# Aim of the task:
Give the entries again exactly, every one of them.

Data entries:
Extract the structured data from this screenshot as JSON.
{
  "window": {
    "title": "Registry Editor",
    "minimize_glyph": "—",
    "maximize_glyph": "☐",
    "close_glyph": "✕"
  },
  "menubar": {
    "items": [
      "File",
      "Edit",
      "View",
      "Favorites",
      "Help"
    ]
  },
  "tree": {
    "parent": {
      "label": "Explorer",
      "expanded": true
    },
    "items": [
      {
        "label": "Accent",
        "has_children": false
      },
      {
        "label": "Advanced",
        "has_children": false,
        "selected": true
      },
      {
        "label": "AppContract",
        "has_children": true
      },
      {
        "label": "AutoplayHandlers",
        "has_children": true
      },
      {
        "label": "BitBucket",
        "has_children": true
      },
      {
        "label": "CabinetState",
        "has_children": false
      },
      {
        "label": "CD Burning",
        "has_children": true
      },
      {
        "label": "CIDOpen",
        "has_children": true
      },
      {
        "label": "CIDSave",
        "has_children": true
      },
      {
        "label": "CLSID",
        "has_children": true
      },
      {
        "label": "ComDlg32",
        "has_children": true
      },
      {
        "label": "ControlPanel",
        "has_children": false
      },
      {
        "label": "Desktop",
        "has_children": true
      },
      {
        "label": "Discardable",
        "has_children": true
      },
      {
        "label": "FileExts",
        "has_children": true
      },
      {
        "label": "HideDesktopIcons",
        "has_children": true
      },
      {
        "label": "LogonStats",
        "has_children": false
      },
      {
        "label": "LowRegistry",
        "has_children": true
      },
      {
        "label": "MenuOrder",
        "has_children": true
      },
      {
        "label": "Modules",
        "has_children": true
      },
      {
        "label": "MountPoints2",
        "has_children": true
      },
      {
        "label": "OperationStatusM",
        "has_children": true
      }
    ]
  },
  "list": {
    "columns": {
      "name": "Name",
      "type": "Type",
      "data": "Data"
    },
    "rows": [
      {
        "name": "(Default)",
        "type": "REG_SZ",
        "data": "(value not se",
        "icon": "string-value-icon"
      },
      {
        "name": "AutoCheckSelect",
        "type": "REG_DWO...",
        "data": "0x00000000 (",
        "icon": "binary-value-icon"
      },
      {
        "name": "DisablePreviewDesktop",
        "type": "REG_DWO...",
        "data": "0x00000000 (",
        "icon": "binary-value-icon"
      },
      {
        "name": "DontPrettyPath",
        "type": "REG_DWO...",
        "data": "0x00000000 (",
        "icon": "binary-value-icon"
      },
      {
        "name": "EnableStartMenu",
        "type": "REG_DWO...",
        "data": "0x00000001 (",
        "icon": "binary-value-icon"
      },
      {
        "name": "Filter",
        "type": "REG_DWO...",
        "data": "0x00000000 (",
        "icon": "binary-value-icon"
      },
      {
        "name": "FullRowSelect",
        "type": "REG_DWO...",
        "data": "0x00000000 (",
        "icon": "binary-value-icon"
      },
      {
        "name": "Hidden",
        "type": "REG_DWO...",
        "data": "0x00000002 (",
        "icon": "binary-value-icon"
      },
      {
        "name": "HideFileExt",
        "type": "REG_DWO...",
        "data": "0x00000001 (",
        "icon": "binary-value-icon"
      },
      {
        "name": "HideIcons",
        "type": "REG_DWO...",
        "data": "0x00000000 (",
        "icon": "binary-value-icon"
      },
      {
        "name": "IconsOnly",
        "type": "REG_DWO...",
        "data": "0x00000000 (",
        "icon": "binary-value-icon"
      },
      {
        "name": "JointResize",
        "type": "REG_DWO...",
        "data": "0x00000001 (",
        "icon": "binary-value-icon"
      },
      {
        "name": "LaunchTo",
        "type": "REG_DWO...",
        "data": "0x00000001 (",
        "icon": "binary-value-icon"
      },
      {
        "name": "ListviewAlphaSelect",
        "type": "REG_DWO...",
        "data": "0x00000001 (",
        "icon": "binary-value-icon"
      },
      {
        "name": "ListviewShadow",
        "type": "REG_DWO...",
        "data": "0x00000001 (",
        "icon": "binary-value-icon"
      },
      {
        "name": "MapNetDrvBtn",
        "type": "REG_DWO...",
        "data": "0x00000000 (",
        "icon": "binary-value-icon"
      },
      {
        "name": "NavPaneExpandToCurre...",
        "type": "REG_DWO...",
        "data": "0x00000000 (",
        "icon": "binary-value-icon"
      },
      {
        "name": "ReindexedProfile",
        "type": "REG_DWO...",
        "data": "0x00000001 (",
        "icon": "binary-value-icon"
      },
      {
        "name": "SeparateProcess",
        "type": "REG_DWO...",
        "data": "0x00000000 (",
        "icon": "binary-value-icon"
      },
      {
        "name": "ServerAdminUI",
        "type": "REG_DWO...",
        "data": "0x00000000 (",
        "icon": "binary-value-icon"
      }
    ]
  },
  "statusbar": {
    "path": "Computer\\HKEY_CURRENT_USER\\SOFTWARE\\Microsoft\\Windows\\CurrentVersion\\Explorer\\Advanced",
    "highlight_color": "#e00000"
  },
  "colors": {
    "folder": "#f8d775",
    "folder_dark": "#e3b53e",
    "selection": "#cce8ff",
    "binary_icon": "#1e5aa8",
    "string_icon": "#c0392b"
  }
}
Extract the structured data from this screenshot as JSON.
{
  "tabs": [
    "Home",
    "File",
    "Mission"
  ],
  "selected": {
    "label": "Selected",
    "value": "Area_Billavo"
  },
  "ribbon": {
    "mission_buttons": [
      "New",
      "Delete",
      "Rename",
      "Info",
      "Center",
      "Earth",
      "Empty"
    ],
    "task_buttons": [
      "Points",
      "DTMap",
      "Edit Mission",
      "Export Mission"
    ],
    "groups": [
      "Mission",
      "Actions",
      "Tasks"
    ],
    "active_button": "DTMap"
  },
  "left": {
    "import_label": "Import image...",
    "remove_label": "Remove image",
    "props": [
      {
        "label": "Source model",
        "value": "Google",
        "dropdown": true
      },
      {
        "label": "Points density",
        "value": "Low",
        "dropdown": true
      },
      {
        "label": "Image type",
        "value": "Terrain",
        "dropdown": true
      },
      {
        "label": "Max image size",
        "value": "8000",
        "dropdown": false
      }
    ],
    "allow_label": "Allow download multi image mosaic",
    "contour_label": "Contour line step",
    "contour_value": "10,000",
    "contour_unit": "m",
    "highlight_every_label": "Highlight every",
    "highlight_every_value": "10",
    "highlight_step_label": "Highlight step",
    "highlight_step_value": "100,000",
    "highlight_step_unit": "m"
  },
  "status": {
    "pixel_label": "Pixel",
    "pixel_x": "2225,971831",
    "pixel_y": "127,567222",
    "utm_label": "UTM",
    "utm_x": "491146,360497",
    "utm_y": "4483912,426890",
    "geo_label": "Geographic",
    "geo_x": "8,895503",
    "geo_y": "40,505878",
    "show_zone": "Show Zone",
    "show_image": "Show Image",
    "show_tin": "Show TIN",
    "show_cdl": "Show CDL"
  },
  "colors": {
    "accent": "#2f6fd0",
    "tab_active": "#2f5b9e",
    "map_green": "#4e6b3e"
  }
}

# Result of this exercise:
Extract the structured data from this screenshot as JSON.
{
  "window": {
    "title": "Registry Editor",
    "minimize_glyph": "—",
    "maximize_glyph": "☐",
    "close_glyph": "✕"
  },
  "menubar": {
    "items": [
      "File",
      "Edit",
      "View",
      "Favorites",
      "Help"
    ]
  },
  "tree": {
    "parent": {
      "label": "Explorer",
      "expanded": true
    },
    "items": [
      {
        "label": "Accent",
        "has_children": false
      },
      {
        "label": "Advanced",
        "has_children": false,
        "selected": true
      },
      {
        "label": "AppContract",
        "has_children": true
      },
      {
        "label": "AutoplayHandlers",
        "has_children": true
      },
      {
        "label": "BitBucket",
        "has_children": true
      },
      {
        "label": "CabinetState",
        "has_children": false
      },
      {
        "label": "CD Burning",
        "has_children": true
      },
      {
        "label": "CIDOpen",
        "has_children": true
      },
      {
        "label": "CIDSave",
        "has_children": true
      },
      {
        "label": "CLSID",
        "has_children": true
      },
      {
        "label": "ComDlg32",
        "has_children": true
      },
      {
        "label": "ControlPanel",
        "has_children": false
      },
      {
        "label": "Desktop",
        "has_children": true
      },
      {
        "label": "Discardable",
        "has_children": true
      },
      {
        "label": "FileExts",
        "has_children": true
      },
      {
        "label": "HideDesktopIcons",
        "has_children": true
      },
      {
        "label": "LogonStats",
        "has_children": false
      },
      {
        "label": "LowRegistry",
        "has_children": true
      },
      {
        "label": "MenuOrder",
        "has_children": true
      },
      {
        "label": "Modules",
        "has_children": true
      },
      {
        "label": "MountPoints2",
        "has_children": true
      },
      {
        "label": "OperationStatusM",
        "has_children": true
      }
    ]
  },
  "list": {
    "columns": {
      "name": "Name",
      "type": "Type",
      "data": "Data"
    },
    "rows": [
      {
        "name": "(Default)",
        "type": "REG_SZ",
        "data": "(value not se",
        "icon": "string-value-icon"
      },
      {
        "name": "AutoCheckSelect",
        "type": "REG_DWO...",
        "data": "0x00000000 (",
        "icon": "binary-value-icon"
      },
      {
        "name": "DisablePreviewDesktop",
        "type": "REG_DWO...",
        "data": "0x00000000 (",
        "icon": "binary-value-icon"
      },
      {
        "name": "DontPrettyPath",
        "type": "REG_DWO...",
        "data": "0x00000000 (",
        "icon": "binary-value-icon"
      },
      {
        "name": "EnableStartMenu",
        "type": "REG_DWO...",
        "data": "0x00000001 (",
        "icon": "binary-value-icon"
      },
      {
        "name": "Filter",
        "type": "REG_DWO...",
        "data": "0x00000000 (",
        "icon": "binary-value-icon"
      },
      {
        "name": "FullRowSelect",
        "type": "REG_DWO...",
        "data": "0x00000000 (",
        "icon": "binary-value-icon"
      },
      {
        "name": "Hidden",
        "type": "REG_DWO...",
        "data": "0x00000002 (",
        "icon": "binary-value-icon"
      },
      {
        "name": "HideFileExt",
        "type": "REG_DWO...",
        "data": "0x00000001 (",
        "icon": "binary-value-icon"
      },
      {
        "name": "HideIcons",
        "type": "REG_DWO...",
        "data": "0x00000000 (",
        "icon": "binary-value-icon"
      },
      {
        "name": "IconsOnly",
        "type": "REG_DWO...",
        "data": "0x00000000 (",
        "icon": "binary-value-icon"
      },
      {
        "name": "JointResize",
        "type": "REG_DWO...",
        "data": "0x00000001 (",
        "icon": "binary-value-icon"
      },
      {
        "name": "LaunchTo",
        "type": "REG_DWO...",
        "data": "0x00000001 (",
        "icon": "binary-value-icon"
      },
      {
        "name": "ListviewAlphaSelect",
        "type": "REG_DWO...",
        "data": "0x00000001 (",
        "icon": "binary-value-icon"
      },
      {
        "name": "ListviewShadow",
        "type": "REG_DWO...",
        "data": "0x00000001 (",
        "icon": "binary-value-icon"
      },
      {
        "name": "MapNetDrvBtn",
        "type": "REG_DWO...",
        "data": "0x00000000 (",
        "icon": "binary-value-icon"
      },
      {
        "name": "NavPaneExpandToCurre...",
        "type": "REG_DWO...",
        "data": "0x00000000 (",
        "icon": "binary-value-icon"
      },
      {
        "name": "ReindexedProfile",
        "type": "REG_DWO...",
        "data": "0x00000001 (",
        "icon": "binary-value-icon"
      },
      {
        "name": "SeparateProcess",
        "type": "REG_DWO...",
        "data": "0x00000000 (",
        "icon": "binary-value-icon"
      },
      {
        "name": "ServerAdminUI",
        "type": "REG_DWO...",
        "data": "0x00000000 (",
        "icon": "binary-value-icon"
      }
    ]
  },
  "statusbar": {
    "path": "Computer\\HKEY_CURRENT_USER\\SOFTWARE\\Microsoft\\Windows\\CurrentVersion\\Explorer\\Advanced",
    "highlight_color": "#e00000"
  },
  "colors": {
    "folder": "#f8d775",
    "folder_dark": "#e3b53e",
    "selection": "#cce8ff",
    "binary_icon": "#1e5aa8",
    "string_icon": "#c0392b"
  }
}
Extract the structured data from this screenshot as JSON.
{
  "tabs": [
    "Home",
    "File",
    "Mission"
  ],
  "selected": {
    "label": "Selected",
    "value": "Area_Billavo"
  },
  "ribbon": {
    "mission_buttons": [
      "New",
      "Delete",
      "Rename",
      "Info",
      "Center",
      "Earth",
      "Empty"
    ],
    "task_buttons": [
      "Points",
      "DTMap",
      "Edit Mission",
      "Export Mission"
    ],
    "groups": [
      "Mission",
      "Actions",
      "Tasks"
    ],
    "active_button": "DTMap"
  },
  "left": {
    "import_label": "Import image...",
    "remove_label": "Remove image",
    "props": [
      {
        "label": "Source model",
        "value": "Google",
        "dropdown": true
      },
      {
        "label": "Points density",
        "value": "Low",
        "dropdown": true
      },
      {
        "label": "Image type",
        "value": "Terrain",
        "dropdown": true
      },
      {
        "label": "Max image size",
        "value": "8000",
        "dropdown": false
      }
    ],
    "allow_label": "Allow download multi image mosaic",
    "contour_label": "Contour line step",
    "contour_value": "10,000",
    "contour_unit": "m",
    "highlight_every_label": "Highlight every",
    "highlight_every_value": "10",
    "highlight_step_label": "Highlight step",
    "highlight_step_value": "100,000",
    "highlight_step_unit": "m"
  },
  "status": {
    "pixel_label": "Pixel",
    "pixel_x": "2225,971831",
    "pixel_y": "127,567222",
    "utm_label": "UTM",
    "utm_x": "491146,360497",
    "utm_y": "4483912,426890",
    "geo_label": "Geographic",
    "geo_x": "8,895503",
    "geo_y": "40,505878",
    "show_zone": "Show Zone",
    "show_image": "Show Image",
    "show_tin": "Show TIN",
    "show_cdl": "Show CDL"
  },
  "colors": {
    "accent": "#2f6fd0",
    "tab_active": "#2f5b9e",
    "map_green": "#4e6b3e"
  }
}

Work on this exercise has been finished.